*** Opening Extracted text ***

    Your dataset is linear and misses observations at larger timescale. Therefore you can capture A which is proportional to the slope while your model needs to keep B large (and potentially unbounded) to inhibit the square root trend.

    This can be confirmed by developing Taylor series of your model and analyzing the MSE surface associated to the regression.

    In a nutshell, considering this kind of dataset and the given model, accept A don't trust B.

    MCVE

    First, let's reproduce your problem:

    import io
    import numpy as np
    import pandas as pd
    from scipy import optimize
    
    stream = io.StringIO("""Time,x
    201,2.67662
    204,3.28159
    ...
    273,14.27662
    274,14.40796""")
    data = pd.read_csv(stream)
    
    # Origin Shift:
    data = data.sub(data.iloc[0,:])
    data = data.set_index("Time")
    
    # Simplified model:
    def model(t, A, B):
        return -B + np.sqrt(A*B*t + np.power(B, 2))
    
    # NLLS Fit:
    parameters, covariance = optimize.curve_fit(model, data.index, data["x"].values, p0=(1, 1000), ftol=1e-8)
    # array([3.23405915e-01, 1.59960168e+05])
    # array([[ 3.65068730e-07, -3.93410484e+01],
    #        [-3.93410484e+01,  9.77198860e+12]])
    

    The adjustment is fair:

    enter image description here

    But as you noticed model parameters differ from several order of magnitude which can prevent optimization to perform properly.

    Notice that your dataset is quite linear. The observed effect is not surprising and is inherent the chosen model. B parameter must be several orders of magnitude bigger than A to keep the linear behaviour.

    This claim is supported by the analysis of the first terms of the Taylor series:

    def taylor(t, A, B):
        return (A/2*t - A**2/B*t**2/8) 
    
    parameters, covariance = optimize.curve_fit(taylor, data.index, data["x"].values, p0=(1, 100), ftol=1e-8)
    parameters
    # array([3.23396685e-01, 1.05237134e+09])
*** Closing Extracted text ***
*** Opening Material provided ***
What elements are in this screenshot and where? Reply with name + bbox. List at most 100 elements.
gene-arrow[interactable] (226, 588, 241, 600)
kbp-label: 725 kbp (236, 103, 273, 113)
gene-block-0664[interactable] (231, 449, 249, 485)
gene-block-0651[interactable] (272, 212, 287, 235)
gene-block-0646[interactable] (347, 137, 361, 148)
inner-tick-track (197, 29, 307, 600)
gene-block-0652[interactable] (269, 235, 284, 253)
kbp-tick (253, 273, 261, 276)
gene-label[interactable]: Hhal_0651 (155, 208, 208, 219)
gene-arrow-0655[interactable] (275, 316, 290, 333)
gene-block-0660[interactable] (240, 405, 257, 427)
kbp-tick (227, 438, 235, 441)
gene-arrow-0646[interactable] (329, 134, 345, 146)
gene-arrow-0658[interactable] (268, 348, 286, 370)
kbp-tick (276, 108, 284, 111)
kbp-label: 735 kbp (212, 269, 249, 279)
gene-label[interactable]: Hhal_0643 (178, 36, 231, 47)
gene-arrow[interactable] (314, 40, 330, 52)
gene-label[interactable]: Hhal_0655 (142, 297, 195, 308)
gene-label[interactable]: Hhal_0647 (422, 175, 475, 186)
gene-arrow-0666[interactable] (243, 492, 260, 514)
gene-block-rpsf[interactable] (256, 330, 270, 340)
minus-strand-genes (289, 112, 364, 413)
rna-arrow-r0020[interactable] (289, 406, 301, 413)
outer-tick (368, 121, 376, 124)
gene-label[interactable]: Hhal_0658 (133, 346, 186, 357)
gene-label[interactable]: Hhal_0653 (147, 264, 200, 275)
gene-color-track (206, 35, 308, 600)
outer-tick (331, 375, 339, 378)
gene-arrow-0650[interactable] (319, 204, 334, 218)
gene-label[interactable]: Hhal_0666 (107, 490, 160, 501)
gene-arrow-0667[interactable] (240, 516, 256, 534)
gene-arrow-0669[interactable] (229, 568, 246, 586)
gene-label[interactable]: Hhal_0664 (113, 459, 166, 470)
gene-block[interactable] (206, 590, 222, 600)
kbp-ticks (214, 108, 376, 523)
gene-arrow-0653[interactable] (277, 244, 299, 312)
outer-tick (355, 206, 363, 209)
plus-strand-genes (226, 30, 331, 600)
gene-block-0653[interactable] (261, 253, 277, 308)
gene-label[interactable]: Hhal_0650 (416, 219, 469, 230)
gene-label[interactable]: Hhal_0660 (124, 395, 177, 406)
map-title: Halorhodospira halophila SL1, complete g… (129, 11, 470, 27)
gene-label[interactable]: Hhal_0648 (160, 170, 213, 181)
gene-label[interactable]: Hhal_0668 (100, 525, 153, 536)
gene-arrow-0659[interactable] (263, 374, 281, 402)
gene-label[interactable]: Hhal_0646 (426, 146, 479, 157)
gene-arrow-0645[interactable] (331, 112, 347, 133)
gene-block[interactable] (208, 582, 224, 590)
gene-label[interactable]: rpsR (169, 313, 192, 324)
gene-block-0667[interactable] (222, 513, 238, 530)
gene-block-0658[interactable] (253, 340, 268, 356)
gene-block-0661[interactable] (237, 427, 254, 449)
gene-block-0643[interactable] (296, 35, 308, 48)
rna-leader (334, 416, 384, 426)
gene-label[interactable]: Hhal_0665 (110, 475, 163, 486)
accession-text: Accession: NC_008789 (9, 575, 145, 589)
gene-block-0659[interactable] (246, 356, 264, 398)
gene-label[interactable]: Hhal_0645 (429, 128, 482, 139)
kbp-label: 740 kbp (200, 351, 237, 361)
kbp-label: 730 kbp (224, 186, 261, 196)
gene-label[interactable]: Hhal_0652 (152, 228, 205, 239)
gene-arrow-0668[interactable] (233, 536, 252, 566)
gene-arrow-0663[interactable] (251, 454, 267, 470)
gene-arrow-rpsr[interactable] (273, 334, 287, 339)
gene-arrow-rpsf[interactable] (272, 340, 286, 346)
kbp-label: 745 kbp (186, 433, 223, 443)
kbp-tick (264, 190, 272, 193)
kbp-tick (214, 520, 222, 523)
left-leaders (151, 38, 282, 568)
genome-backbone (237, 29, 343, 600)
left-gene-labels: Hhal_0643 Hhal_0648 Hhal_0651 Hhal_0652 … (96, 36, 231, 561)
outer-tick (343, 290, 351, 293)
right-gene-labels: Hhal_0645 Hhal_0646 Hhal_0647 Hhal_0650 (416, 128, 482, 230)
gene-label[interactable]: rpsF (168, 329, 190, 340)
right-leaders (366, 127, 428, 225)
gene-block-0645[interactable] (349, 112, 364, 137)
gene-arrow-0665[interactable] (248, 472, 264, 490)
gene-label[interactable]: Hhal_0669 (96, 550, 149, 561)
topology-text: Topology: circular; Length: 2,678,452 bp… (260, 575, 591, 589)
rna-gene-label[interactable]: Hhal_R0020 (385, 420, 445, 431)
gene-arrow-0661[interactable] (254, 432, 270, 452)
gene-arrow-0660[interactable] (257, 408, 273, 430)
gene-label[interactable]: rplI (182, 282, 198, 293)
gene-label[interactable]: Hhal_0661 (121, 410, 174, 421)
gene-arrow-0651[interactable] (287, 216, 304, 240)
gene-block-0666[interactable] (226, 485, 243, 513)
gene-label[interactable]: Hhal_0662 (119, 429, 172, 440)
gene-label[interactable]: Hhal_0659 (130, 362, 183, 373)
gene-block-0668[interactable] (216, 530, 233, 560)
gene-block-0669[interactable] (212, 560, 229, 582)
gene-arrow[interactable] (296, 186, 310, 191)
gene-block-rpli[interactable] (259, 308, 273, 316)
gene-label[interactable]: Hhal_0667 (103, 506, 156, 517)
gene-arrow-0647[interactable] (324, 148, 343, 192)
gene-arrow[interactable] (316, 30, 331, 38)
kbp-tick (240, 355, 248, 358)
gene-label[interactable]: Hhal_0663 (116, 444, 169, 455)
*** Closing Material provided ***
What you will do →
1 > What does the curve-fitting text advise about the parameters A and B for this kind of dataset and model?
2 > Please write a continuation of the curve-fitting text, starting after its last line.

Responses by task →
1 > Accept A, but don't trust B.

2 >
    

    Without surprise the slope of your linear dataset can be captured while the parameter B can be arbitrary large and will cause float arithmetic errors during optimization (hence the minimize warning bellow you have got).

    Analyzing Error Surface

    The problem can be reformulated as a minimization problem:

    def objective(beta, t, x):
        return np.sum(np.power(model(t, beta[0], beta[1]) - x, 2))
    
    result = optimize.minimize(objective, (1, 100), args=(data.index, data["x"].values))
    
    #      fun: 0.6594398116927569
    # hess_inv: array([[8.03062155e-06, 2.94644208e-04],
    #       [2.94644208e-04, 1.14979735e-02]])
    #      jac: array([2.07304955e-04, 6.40749931e-07])
    #  message: 'Desired error not necessarily achieved due to precision loss.'
    #     nfev: 389
    #      nit: 50
    #     njev: 126
    #   status: 2
    #  success: False
    #        x: array([3.24090627e-01, 2.11891188e+03])
    

    If we plot the MSE associated to your dataset, we get the following surface:

    enter image description here

    We have a canyon that is narrow on A space but seems unbounded at least for first decades on B space. This is supporting your observations in your post and comments. It also brings a technical insight on why we cannot fit B properly.

    Performing the same operation on synthetic dataset:

    t = np.linspace(0, 1000, 100)
    x = model(t, 0.35, 20)
    data = pd.DataFrame(x, index=t, columns=["x"])
    

    To have the square root shape in addition of the linear trend at the beginning.

    result = optimize.minimize(objective, (1, 0), args=(data.index, data["x"].values), tol=1e-8)
    
    #      fun: 1.9284246829733202e-10
    # hess_inv: array([[ 4.34760333e-05, -4.42855253e-03],
    #       [-4.42855253e-03,  4.59219063e-01]])
    #      jac: array([ 4.35726463e-03, -2.19158602e-05])
    #  message: 'Desired error not necessarily achieved due to precision loss.'
    #     nfev: 402
    #      nit: 94
    #     njev: 130
    #   status: 2
    #  success: False
    #        x: array([ 0.34999987, 20.000013  ])
    

    This version of the problem has following MSE surface:

    enter image description here enter image description here

    Showing a potential convex valley around the known solution which explain why you are able to fit both parameters when there are sufficient large time acquisition.

    Notice the valley is strongly stretched meaning that in this scenario your problem will benefit from normalization.